**Problem description**:
Check every line below for the word "Calle" and show those that hold it.
* Begin *
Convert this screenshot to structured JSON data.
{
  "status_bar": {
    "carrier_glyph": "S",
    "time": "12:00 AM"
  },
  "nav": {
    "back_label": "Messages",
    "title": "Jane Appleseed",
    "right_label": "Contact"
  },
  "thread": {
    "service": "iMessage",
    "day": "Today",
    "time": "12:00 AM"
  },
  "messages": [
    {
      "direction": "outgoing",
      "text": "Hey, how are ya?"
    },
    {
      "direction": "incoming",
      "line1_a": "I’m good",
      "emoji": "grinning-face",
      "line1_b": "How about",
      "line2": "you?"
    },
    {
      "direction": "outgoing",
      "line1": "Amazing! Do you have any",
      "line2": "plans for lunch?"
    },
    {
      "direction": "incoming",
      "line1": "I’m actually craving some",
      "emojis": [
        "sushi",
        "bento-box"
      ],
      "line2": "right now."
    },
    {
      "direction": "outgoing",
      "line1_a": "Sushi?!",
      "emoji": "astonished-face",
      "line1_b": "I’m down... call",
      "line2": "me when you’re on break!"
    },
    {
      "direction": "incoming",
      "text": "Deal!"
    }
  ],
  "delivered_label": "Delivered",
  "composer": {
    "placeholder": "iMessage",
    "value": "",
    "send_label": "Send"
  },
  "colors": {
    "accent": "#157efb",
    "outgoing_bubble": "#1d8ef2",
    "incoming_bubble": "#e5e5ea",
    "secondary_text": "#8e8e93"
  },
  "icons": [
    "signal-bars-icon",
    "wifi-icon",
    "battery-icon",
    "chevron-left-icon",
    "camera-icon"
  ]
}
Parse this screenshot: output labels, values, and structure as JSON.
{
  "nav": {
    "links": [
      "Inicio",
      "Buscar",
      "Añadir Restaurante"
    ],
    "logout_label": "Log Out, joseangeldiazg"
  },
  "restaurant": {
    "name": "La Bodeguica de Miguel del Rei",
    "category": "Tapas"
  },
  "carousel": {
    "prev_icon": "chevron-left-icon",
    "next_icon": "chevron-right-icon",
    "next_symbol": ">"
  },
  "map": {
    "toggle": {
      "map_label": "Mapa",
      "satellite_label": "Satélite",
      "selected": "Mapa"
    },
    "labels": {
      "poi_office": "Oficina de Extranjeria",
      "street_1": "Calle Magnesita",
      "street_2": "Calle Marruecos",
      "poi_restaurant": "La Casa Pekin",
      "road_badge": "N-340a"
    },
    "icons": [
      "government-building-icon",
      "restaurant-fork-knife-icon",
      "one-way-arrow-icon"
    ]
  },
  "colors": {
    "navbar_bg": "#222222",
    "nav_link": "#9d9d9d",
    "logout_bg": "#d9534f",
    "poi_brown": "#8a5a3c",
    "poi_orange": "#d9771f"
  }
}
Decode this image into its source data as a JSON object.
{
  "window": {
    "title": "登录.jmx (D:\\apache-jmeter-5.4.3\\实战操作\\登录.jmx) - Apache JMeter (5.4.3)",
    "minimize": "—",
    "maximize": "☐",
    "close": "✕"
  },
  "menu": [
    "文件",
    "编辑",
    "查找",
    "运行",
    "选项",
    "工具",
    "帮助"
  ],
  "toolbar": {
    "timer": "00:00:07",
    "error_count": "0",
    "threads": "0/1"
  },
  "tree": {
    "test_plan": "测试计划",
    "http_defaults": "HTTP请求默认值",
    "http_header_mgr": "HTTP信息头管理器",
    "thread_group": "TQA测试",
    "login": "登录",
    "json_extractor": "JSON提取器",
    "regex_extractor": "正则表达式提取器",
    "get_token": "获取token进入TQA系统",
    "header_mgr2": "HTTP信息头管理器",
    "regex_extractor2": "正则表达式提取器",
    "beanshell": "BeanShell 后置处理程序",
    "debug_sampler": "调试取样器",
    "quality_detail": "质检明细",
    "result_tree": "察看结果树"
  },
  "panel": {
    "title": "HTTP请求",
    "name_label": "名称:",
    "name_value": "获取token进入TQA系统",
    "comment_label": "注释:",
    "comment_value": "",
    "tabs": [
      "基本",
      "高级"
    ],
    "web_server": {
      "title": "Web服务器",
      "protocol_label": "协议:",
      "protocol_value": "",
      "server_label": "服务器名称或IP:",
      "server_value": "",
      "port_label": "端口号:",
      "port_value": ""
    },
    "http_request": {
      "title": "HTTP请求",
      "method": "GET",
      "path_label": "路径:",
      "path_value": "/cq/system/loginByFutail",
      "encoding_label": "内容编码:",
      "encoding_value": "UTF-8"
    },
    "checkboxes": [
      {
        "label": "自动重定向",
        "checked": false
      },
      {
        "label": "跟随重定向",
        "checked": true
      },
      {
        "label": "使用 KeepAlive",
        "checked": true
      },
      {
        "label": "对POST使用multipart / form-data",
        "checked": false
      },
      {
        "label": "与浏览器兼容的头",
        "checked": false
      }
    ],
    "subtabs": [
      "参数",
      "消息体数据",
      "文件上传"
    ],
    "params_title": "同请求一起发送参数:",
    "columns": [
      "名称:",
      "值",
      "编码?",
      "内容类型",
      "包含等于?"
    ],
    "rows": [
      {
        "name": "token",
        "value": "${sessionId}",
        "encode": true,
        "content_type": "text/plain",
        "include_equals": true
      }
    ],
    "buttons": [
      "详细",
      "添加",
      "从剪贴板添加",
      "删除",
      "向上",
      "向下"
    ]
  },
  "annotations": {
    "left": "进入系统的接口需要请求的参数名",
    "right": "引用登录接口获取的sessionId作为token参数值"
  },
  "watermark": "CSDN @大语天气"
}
* End *
**Response**:
      "street_1": "Calle Magnesita",
      "street_2": "Calle Marruecos",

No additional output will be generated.